▶ [Given exercise]:
Write out the entries again exactly as they are given.

▶ [Provided records]:
.....
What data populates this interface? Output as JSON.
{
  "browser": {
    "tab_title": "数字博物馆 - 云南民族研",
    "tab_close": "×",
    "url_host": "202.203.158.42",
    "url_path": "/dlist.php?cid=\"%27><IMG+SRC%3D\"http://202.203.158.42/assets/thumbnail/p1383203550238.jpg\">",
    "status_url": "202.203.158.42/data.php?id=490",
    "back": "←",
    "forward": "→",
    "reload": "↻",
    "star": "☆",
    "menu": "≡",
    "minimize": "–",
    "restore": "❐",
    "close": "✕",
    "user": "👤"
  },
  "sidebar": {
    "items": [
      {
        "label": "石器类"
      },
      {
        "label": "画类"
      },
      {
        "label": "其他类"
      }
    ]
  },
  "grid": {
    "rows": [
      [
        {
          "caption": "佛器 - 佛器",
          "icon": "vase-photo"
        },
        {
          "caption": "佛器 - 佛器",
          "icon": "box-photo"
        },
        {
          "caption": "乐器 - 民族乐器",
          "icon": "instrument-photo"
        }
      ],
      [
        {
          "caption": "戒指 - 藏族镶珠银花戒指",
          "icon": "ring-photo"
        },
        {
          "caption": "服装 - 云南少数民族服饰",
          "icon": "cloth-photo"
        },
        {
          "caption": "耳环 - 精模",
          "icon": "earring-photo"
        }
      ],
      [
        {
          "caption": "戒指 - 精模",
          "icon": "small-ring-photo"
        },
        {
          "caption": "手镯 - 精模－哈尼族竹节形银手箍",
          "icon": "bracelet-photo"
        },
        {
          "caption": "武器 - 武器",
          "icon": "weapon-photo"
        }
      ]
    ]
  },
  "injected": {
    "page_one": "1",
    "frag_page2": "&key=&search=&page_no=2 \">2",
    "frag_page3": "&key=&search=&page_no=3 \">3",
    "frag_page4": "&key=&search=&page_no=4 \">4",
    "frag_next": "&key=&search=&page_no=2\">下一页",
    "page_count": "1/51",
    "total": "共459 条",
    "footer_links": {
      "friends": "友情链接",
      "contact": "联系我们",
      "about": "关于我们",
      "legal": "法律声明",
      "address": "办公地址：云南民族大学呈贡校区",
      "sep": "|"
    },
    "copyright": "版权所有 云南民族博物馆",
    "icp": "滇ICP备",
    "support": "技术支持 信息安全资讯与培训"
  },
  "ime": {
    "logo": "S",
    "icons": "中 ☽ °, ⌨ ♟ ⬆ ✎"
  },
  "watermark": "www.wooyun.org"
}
.....
▶ [The reply]:
What data populates this interface? Output as JSON.
{
  "browser": {
    "tab_title": "数字博物馆 - 云南民族研",
    "tab_close": "×",
    "url_host": "202.203.158.42",
    "url_path": "/dlist.php?cid=\"%27><IMG+SRC%3D\"http://202.203.158.42/assets/thumbnail/p1383203550238.jpg\">",
    "status_url": "202.203.158.42/data.php?id=490",
    "back": "←",
    "forward": "→",
    "reload": "↻",
    "star": "☆",
    "menu": "≡",
    "minimize": "–",
    "restore": "❐",
    "close": "✕",
    "user": "👤"
  },
  "sidebar": {
    "items": [
      {
        "label": "石器类"
      },
      {
        "label": "画类"
      },
      {
        "label": "其他类"
      }
    ]
  },
  "grid": {
    "rows": [
      [
        {
          "caption": "佛器 - 佛器",
          "icon": "vase-photo"
        },
        {
          "caption": "佛器 - 佛器",
          "icon": "box-photo"
        },
        {
          "caption": "乐器 - 民族乐器",
          "icon": "instrument-photo"
        }
      ],
      [
        {
          "caption": "戒指 - 藏族镶珠银花戒指",
          "icon": "ring-photo"
        },
        {
          "caption": "服装 - 云南少数民族服饰",
          "icon": "cloth-photo"
        },
        {
          "caption": "耳环 - 精模",
          "icon": "earring-photo"
        }
      ],
      [
        {
          "caption": "戒指 - 精模",
          "icon": "small-ring-photo"
        },
        {
          "caption": "手镯 - 精模－哈尼族竹节形银手箍",
          "icon": "bracelet-photo"
        },
        {
          "caption": "武器 - 武器",
          "icon": "weapon-photo"
        }
      ]
    ]
  },
  "injected": {
    "page_one": "1",
    "frag_page2": "&key=&search=&page_no=2 \">2",
    "frag_page3": "&key=&search=&page_no=3 \">3",
    "frag_page4": "&key=&search=&page_no=4 \">4",
    "frag_next": "&key=&search=&page_no=2\">下一页",
    "page_count": "1/51",
    "total": "共459 条",
    "footer_links": {
      "friends": "友情链接",
      "contact": "联系我们",
      "about": "关于我们",
      "legal": "法律声明",
      "address": "办公地址：云南民族大学呈贡校区",
      "sep": "|"
    },
    "copyright": "版权所有 云南民族博物馆",
    "icp": "滇ICP备",
    "support": "技术支持 信息安全资讯与培训"
  },
  "ime": {
    "logo": "S",
    "icons": "中 ☽ °, ⌨ ♟ ⬆ ✎"
  },
  "watermark": "www.wooyun.org"
}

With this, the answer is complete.